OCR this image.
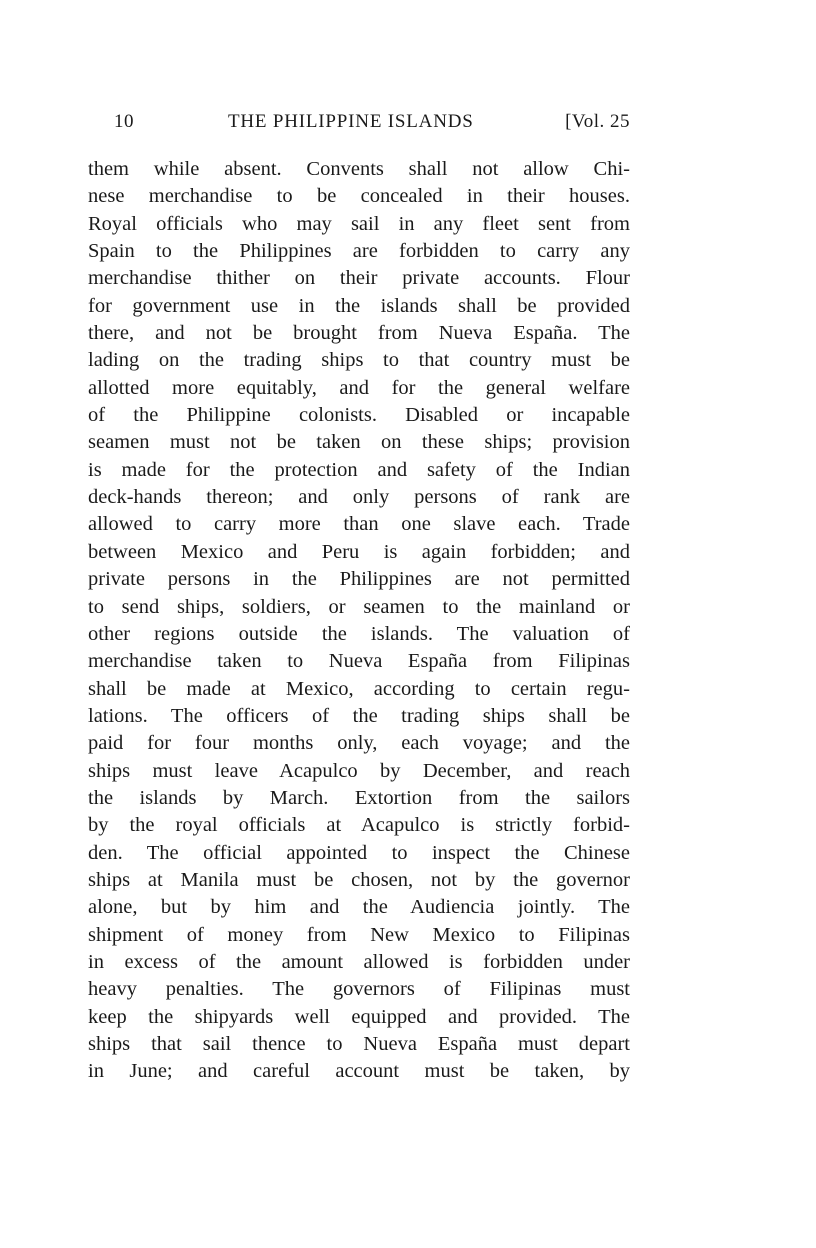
10	THE PHILIPPINE ISLANDS	[Vol. 25
them while absent. Convents shall not allow Chi-
nese merchandise to be concealed in their houses.
Royal officials who may sail in any fleet sent from
Spain to the Philippines are forbidden to carry any
merchandise thither on their private accounts. Flour
for government use in the islands shall be provided
there, and not be brought from Nueva España. The
lading on the trading ships to that country must be
allotted more equitably, and for the general welfare
of the Philippine colonists. Disabled or incapable
seamen must not be taken on these ships; provision
is made for the protection and safety of the Indian
deck-hands thereon; and only persons of rank are
allowed to carry more than one slave each. Trade
between Mexico and Peru is again forbidden; and
private persons in the Philippines are not permitted
to send ships, soldiers, or seamen to the mainland or
other regions outside the islands. The valuation of
merchandise taken to Nueva España from Filipinas
shall be made at Mexico, according to certain regu-
lations. The officers of the trading ships shall be
paid for four months only, each voyage; and the
ships must leave Acapulco by December, and reach
the islands by March. Extortion from the sailors
by the royal officials at Acapulco is strictly forbid-
den. The official appointed to inspect the Chinese
ships at Manila must be chosen, not by the governor
alone, but by him and the Audiencia jointly. The
shipment of money from New Mexico to Filipinas
in excess of the amount allowed is forbidden under
heavy penalties. The governors of Filipinas must
keep the shipyards well equipped and provided. The
ships that sail thence to Nueva España must depart
in June; and careful account must be taken, by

....

▶ **Challenge**: Skipping the pictures, transcribe each line above exactly as it appears.

▶ **The solution**:
OCR this image.
10	THE PHILIPPINE ISLANDS	[Vol. 25
them while absent. Convents shall not allow Chi-
nese merchandise to be concealed in their houses.
Royal officials who may sail in any fleet sent from
Spain to the Philippines are forbidden to carry any
merchandise thither on their private accounts. Flour
for government use in the islands shall be provided
there, and not be brought from Nueva España. The
lading on the trading ships to that country must be
allotted more equitably, and for the general welfare
of the Philippine colonists. Disabled or incapable
seamen must not be taken on these ships; provision
is made for the protection and safety of the Indian
deck-hands thereon; and only persons of rank are
allowed to carry more than one slave each. Trade
between Mexico and Peru is again forbidden; and
private persons in the Philippines are not permitted
to send ships, soldiers, or seamen to the mainland or
other regions outside the islands. The valuation of
merchandise taken to Nueva España from Filipinas
shall be made at Mexico, according to certain regu-
lations. The officers of the trading ships shall be
paid for four months only, each voyage; and the
ships must leave Acapulco by December, and reach
the islands by March. Extortion from the sailors
by the royal officials at Acapulco is strictly forbid-
den. The official appointed to inspect the Chinese
ships at Manila must be chosen, not by the governor
alone, but by him and the Audiencia jointly. The
shipment of money from New Mexico to Filipinas
in excess of the amount allowed is forbidden under
heavy penalties. The governors of Filipinas must
keep the shipyards well equipped and provided. The
ships that sail thence to Nueva España must depart
in June; and careful account must be taken, by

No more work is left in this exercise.